### EXTRACTED RECORDS
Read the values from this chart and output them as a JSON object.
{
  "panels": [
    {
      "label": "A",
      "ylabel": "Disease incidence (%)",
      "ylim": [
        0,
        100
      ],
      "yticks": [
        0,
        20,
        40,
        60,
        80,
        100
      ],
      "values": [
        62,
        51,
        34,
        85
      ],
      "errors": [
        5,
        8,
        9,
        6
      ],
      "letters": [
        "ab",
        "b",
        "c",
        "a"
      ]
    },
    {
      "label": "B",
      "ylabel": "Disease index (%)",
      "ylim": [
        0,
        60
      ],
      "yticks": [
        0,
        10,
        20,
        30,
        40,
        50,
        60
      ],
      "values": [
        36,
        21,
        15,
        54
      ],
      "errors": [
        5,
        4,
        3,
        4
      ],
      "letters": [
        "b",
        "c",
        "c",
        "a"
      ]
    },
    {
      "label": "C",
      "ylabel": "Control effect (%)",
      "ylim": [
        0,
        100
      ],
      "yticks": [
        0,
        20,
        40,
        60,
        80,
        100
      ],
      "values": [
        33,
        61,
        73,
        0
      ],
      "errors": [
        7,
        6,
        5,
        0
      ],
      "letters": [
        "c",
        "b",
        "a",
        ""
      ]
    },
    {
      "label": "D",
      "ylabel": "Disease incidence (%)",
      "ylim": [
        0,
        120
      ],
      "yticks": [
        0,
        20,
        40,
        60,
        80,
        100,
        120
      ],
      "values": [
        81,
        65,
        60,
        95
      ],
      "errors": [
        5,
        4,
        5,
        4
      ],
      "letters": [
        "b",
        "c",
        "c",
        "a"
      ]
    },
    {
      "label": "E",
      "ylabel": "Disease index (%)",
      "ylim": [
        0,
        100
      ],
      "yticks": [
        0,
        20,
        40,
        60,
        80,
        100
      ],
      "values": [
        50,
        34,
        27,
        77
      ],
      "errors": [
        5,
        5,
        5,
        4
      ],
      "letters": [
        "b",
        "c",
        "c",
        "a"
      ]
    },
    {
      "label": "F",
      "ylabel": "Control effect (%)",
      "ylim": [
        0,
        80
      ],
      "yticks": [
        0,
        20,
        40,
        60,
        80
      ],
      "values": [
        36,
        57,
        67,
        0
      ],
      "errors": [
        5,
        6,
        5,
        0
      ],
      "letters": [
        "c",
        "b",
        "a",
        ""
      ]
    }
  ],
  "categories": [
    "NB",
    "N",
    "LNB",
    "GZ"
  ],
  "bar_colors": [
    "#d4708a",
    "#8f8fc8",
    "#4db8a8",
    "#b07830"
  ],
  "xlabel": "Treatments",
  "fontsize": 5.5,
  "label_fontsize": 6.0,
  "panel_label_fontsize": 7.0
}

### REQUIRED WORK
The records above should be restated word for word, please.

### FULL OUTPUT
Read the values from this chart and output them as a JSON object.
{
  "panels": [
    {
      "label": "A",
      "ylabel": "Disease incidence (%)",
      "ylim": [
        0,
        100
      ],
      "yticks": [
        0,
        20,
        40,
        60,
        80,
        100
      ],
      "values": [
        62,
        51,
        34,
        85
      ],
      "errors": [
        5,
        8,
        9,
        6
      ],
      "letters": [
        "ab",
        "b",
        "c",
        "a"
      ]
    },
    {
      "label": "B",
      "ylabel": "Disease index (%)",
      "ylim": [
        0,
        60
      ],
      "yticks": [
        0,
        10,
        20,
        30,
        40,
        50,
        60
      ],
      "values": [
        36,
        21,
        15,
        54
      ],
      "errors": [
        5,
        4,
        3,
        4
      ],
      "letters": [
        "b",
        "c",
        "c",
        "a"
      ]
    },
    {
      "label": "C",
      "ylabel": "Control effect (%)",
      "ylim": [
        0,
        100
      ],
      "yticks": [
        0,
        20,
        40,
        60,
        80,
        100
      ],
      "values": [
        33,
        61,
        73,
        0
      ],
      "errors": [
        7,
        6,
        5,
        0
      ],
      "letters": [
        "c",
        "b",
        "a",
        ""
      ]
    },
    {
      "label": "D",
      "ylabel": "Disease incidence (%)",
      "ylim": [
        0,
        120
      ],
      "yticks": [
        0,
        20,
        40,
        60,
        80,
        100,
        120
      ],
      "values": [
        81,
        65,
        60,
        95
      ],
      "errors": [
        5,
        4,
        5,
        4
      ],
      "letters": [
        "b",
        "c",
        "c",
        "a"
      ]
    },
    {
      "label": "E",
      "ylabel": "Disease index (%)",
      "ylim": [
        0,
        100
      ],
      "yticks": [
        0,
        20,
        40,
        60,
        80,
        100
      ],
      "values": [
        50,
        34,
        27,
        77
      ],
      "errors": [
        5,
        5,
        5,
        4
      ],
      "letters": [
        "b",
        "c",
        "c",
        "a"
      ]
    },
    {
      "label": "F",
      "ylabel": "Control effect (%)",
      "ylim": [
        0,
        80
      ],
      "yticks": [
        0,
        20,
        40,
        60,
        80
      ],
      "values": [
        36,
        57,
        67,
        0
      ],
      "errors": [
        5,
        6,
        5,
        0
      ],
      "letters": [
        "c",
        "b",
        "a",
        ""
      ]
    }
  ],
  "categories": [
    "NB",
    "N",
    "LNB",
    "GZ"
  ],
  "bar_colors": [
    "#d4708a",
    "#8f8fc8",
    "#4db8a8",
    "#b07830"
  ],
  "xlabel": "Treatments",
  "fontsize": 5.5,
  "label_fontsize": 6.0,
  "panel_label_fontsize": 7.0
}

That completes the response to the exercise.